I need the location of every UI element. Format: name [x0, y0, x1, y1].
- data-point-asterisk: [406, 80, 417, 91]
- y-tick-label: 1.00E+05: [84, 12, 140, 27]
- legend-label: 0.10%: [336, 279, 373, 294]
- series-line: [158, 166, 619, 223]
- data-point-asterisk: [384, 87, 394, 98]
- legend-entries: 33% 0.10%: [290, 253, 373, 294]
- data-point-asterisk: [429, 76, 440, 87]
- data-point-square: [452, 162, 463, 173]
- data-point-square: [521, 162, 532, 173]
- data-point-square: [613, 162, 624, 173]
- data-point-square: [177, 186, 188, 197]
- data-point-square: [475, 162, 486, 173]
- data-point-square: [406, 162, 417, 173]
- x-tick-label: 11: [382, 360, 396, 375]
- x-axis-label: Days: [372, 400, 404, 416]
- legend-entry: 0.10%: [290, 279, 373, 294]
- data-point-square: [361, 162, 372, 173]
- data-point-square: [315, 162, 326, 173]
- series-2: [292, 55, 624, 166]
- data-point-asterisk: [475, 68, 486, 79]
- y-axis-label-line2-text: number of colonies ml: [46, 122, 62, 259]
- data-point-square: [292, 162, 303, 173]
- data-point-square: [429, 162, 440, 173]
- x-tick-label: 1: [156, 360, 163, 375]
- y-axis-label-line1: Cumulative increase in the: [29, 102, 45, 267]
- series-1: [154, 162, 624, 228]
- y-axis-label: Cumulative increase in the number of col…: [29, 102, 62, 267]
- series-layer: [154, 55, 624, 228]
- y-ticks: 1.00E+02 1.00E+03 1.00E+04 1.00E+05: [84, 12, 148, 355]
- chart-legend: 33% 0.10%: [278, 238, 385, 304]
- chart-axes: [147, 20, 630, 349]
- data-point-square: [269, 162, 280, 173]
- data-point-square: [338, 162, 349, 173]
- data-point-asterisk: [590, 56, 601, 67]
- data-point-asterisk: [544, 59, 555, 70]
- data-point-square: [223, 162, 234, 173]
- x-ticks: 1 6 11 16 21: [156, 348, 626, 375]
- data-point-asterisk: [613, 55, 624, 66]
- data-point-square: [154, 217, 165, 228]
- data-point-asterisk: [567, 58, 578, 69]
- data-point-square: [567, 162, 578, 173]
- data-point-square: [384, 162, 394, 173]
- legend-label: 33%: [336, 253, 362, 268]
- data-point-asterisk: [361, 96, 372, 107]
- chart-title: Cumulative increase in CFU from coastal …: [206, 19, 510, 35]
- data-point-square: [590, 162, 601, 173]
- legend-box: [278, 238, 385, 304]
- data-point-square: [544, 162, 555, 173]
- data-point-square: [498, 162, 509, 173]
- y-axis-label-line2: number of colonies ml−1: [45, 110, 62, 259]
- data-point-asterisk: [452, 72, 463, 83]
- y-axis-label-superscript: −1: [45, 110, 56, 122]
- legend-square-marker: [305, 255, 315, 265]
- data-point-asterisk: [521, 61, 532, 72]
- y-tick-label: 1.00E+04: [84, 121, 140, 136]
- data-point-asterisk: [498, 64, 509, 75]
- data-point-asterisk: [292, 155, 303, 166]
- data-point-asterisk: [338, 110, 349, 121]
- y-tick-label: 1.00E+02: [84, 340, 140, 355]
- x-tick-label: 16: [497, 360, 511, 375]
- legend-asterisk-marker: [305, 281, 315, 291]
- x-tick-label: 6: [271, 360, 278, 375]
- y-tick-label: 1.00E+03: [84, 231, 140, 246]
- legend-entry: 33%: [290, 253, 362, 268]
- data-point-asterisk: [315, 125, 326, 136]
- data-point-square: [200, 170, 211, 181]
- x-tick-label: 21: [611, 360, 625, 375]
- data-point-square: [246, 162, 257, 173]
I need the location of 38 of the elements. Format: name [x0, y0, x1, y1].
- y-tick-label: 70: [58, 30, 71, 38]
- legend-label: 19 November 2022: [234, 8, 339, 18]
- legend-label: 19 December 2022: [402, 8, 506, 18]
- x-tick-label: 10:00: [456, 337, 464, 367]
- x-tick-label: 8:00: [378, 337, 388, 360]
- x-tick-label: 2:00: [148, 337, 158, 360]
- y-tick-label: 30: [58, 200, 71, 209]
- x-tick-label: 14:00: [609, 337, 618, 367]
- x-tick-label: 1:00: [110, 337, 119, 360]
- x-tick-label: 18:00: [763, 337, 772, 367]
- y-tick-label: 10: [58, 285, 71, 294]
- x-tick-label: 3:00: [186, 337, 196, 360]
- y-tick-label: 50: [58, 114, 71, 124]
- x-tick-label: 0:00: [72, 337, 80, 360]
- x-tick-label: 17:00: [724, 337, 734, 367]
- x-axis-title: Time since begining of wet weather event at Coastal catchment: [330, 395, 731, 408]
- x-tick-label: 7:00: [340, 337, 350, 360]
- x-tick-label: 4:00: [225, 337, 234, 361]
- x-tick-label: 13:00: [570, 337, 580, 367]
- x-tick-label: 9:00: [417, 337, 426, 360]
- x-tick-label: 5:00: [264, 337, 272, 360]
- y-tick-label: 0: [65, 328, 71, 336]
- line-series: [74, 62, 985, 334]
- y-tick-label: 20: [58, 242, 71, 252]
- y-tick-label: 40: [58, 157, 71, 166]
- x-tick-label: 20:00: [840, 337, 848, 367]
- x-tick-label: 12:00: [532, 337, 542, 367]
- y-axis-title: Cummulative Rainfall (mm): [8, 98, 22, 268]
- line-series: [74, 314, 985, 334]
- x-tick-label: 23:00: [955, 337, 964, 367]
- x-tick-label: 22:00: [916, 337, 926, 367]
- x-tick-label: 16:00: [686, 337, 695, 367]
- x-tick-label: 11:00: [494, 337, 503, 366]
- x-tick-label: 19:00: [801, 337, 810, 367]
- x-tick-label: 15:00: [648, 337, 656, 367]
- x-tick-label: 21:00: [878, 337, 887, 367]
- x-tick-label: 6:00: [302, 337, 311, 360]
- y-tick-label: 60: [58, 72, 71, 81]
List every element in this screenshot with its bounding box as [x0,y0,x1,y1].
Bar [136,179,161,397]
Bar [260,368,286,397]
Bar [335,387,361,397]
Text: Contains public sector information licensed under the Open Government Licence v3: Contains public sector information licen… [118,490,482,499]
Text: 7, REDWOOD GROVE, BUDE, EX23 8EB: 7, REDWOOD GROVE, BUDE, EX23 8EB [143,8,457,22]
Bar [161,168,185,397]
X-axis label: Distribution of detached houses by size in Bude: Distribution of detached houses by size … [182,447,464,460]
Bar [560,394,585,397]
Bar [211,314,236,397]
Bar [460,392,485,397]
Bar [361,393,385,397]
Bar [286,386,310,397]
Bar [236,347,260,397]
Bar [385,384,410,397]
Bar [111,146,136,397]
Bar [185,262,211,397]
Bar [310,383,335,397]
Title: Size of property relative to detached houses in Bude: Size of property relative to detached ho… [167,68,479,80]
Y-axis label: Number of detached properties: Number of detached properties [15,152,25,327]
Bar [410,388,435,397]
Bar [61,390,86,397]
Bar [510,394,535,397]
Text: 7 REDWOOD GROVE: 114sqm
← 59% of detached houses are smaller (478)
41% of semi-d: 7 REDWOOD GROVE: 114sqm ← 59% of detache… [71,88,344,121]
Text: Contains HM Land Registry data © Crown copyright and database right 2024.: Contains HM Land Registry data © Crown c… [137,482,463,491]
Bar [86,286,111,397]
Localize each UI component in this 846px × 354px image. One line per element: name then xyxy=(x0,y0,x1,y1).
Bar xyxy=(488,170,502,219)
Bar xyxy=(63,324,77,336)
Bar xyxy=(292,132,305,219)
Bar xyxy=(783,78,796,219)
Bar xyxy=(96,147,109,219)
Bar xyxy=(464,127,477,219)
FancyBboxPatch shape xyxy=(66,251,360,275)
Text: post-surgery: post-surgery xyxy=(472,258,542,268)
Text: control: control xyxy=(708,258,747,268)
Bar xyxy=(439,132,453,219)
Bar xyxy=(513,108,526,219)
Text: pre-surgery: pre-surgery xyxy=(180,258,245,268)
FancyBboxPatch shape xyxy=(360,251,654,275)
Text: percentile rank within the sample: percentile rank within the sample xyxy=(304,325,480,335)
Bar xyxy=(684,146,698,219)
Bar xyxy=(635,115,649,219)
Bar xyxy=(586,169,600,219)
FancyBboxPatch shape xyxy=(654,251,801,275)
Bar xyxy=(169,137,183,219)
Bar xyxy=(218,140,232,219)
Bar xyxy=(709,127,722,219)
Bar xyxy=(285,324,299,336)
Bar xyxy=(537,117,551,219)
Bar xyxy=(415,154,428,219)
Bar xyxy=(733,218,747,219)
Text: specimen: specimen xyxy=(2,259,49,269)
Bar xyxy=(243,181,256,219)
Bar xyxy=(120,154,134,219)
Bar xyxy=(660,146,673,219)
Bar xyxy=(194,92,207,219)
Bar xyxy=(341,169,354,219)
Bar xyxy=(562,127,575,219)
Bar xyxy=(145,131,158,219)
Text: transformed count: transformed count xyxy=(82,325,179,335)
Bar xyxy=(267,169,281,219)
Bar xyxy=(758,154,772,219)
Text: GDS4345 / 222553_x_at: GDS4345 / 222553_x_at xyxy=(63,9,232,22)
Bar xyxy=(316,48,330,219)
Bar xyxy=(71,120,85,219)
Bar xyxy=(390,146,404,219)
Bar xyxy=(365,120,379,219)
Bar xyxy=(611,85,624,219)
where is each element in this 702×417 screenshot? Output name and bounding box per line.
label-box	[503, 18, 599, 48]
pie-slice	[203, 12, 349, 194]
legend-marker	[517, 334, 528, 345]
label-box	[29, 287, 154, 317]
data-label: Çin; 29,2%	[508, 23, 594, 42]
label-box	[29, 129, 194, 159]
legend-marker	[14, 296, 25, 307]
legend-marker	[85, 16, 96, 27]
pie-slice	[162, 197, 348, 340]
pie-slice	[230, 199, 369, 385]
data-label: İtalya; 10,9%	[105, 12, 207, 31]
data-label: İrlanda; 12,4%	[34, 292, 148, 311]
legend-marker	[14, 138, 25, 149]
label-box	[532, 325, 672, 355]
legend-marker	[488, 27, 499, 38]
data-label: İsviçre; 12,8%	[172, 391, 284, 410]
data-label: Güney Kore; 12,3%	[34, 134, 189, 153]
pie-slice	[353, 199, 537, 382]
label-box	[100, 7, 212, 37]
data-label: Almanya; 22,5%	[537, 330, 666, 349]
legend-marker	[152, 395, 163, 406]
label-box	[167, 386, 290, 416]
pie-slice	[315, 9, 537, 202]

+ + + + +

Exercise: Rewrite the material from its first line through the line containing "- data-point-asterisk: [475, 68, 486, 79]" as a numbered list, leaving out any blank lines.

Result of this exercise:
1. I need the location of every UI element. Format: name [x0, y0, x1, y1].
2. - data-point-asterisk: [406, 80, 417, 91]
3. - y-tick-label: 1.00E+05: [84, 12, 140, 27]
4. - legend-label: 0.10%: [336, 279, 373, 294]
5. - series-line: [158, 166, 619, 223]
6. - data-point-asterisk: [384, 87, 394, 98]
7. - legend-entries: 33% 0.10%: [290, 253, 373, 294]
8. - data-point-asterisk: [429, 76, 440, 87]
9. - data-point-square: [452, 162, 463, 173]
10. - data-point-square: [521, 162, 532, 173]
11. - data-point-square: [613, 162, 624, 173]
12. - data-point-square: [177, 186, 188, 197]
13. - data-point-square: [475, 162, 486, 173]
14. - data-point-square: [406, 162, 417, 173]
15. - x-tick-label: 11: [382, 360, 396, 375]
16. - x-axis-label: Days: [372, 400, 404, 416]
17. - legend-entry: 0.10%: [290, 279, 373, 294]
18. - data-point-square: [361, 162, 372, 173]
19. - data-point-square: [315, 162, 326, 173]
20. - series-2: [292, 55, 624, 166]
21. - data-point-asterisk: [475, 68, 486, 79]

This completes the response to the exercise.